**PROBLEM STATEMENT:** Below are records; transcribe only the line with "Transcribe the text in this document." and those after it, through the last line, without any change.

● ● ● ● ● ● ●

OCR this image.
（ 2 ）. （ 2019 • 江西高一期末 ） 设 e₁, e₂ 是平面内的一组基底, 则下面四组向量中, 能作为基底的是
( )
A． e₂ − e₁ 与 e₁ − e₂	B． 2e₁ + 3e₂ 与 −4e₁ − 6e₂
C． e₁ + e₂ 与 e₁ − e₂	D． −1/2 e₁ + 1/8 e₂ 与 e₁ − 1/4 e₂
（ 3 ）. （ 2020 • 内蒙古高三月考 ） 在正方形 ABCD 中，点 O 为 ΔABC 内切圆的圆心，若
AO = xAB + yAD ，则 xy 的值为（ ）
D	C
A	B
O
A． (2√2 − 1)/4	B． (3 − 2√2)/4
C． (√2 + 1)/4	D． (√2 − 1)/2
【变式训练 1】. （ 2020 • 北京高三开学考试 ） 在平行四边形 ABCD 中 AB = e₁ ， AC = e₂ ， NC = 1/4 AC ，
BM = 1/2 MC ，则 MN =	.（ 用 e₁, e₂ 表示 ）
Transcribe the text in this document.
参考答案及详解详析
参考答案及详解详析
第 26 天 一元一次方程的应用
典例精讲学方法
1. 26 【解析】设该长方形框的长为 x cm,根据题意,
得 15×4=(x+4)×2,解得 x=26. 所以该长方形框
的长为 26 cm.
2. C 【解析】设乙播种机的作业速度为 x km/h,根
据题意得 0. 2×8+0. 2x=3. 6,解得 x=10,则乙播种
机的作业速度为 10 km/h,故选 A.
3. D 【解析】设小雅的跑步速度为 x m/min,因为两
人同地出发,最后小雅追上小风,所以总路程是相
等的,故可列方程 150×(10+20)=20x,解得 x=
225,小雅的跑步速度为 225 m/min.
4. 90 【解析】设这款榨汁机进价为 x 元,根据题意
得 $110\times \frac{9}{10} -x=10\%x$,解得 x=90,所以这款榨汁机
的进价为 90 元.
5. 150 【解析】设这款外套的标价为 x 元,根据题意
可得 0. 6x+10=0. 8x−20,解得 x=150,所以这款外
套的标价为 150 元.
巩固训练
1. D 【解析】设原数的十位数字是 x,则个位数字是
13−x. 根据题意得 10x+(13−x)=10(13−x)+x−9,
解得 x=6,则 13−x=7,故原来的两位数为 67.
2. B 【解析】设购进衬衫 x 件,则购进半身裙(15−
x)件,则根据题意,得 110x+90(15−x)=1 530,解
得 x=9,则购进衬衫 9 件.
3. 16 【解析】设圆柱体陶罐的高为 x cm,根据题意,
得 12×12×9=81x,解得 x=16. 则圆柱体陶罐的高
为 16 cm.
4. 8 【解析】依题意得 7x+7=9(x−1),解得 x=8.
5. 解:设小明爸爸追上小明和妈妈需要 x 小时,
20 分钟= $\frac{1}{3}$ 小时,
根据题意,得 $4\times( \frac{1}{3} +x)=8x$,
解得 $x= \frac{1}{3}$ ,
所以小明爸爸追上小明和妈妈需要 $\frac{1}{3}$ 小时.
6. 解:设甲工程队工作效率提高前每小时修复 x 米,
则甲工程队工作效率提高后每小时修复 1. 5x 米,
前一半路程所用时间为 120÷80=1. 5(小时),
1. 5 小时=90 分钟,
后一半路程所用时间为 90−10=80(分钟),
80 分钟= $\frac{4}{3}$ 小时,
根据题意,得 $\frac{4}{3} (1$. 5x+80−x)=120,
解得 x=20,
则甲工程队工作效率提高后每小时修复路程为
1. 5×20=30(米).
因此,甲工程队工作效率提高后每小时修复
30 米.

● ● ● ● ● ● ●

**ANSWER TO THE EXERCISE:**
Transcribe the text in this document.
参考答案及详解详析
参考答案及详解详析
第 26 天 一元一次方程的应用
典例精讲学方法
1. 26 【解析】设该长方形框的长为 x cm,根据题意,
得 15×4=(x+4)×2,解得 x=26. 所以该长方形框
的长为 26 cm.
2. C 【解析】设乙播种机的作业速度为 x km/h,根
据题意得 0. 2×8+0. 2x=3. 6,解得 x=10,则乙播种
机的作业速度为 10 km/h,故选 A.
3. D 【解析】设小雅的跑步速度为 x m/min,因为两
人同地出发,最后小雅追上小风,所以总路程是相
等的,故可列方程 150×(10+20)=20x,解得 x=
225,小雅的跑步速度为 225 m/min.
4. 90 【解析】设这款榨汁机进价为 x 元,根据题意
得 $110\times \frac{9}{10} -x=10\%x$,解得 x=90,所以这款榨汁机
的进价为 90 元.
5. 150 【解析】设这款外套的标价为 x 元,根据题意
可得 0. 6x+10=0. 8x−20,解得 x=150,所以这款外
套的标价为 150 元.
巩固训练
1. D 【解析】设原数的十位数字是 x,则个位数字是
13−x. 根据题意得 10x+(13−x)=10(13−x)+x−9,
解得 x=6,则 13−x=7,故原来的两位数为 67.
2. B 【解析】设购进衬衫 x 件,则购进半身裙(15−
x)件,则根据题意,得 110x+90(15−x)=1 530,解
得 x=9,则购进衬衫 9 件.
3. 16 【解析】设圆柱体陶罐的高为 x cm,根据题意,
得 12×12×9=81x,解得 x=16. 则圆柱体陶罐的高
为 16 cm.
4. 8 【解析】依题意得 7x+7=9(x−1),解得 x=8.
5. 解:设小明爸爸追上小明和妈妈需要 x 小时,
20 分钟= $\frac{1}{3}$ 小时,
根据题意,得 $4\times( \frac{1}{3} +x)=8x$,
解得 $x= \frac{1}{3}$ ,
所以小明爸爸追上小明和妈妈需要 $\frac{1}{3}$ 小时.
6. 解:设甲工程队工作效率提高前每小时修复 x 米,
则甲工程队工作效率提高后每小时修复 1. 5x 米,
前一半路程所用时间为 120÷80=1. 5(小时),
1. 5 小时=90 分钟,
后一半路程所用时间为 90−10=80(分钟),
80 分钟= $\frac{4}{3}$ 小时,
根据题意,得 $\frac{4}{3} (1$. 5x+80−x)=120,
解得 x=20,
则甲工程队工作效率提高后每小时修复路程为
1. 5×20=30(米).
因此,甲工程队工作效率提高后每小时修复
30 米.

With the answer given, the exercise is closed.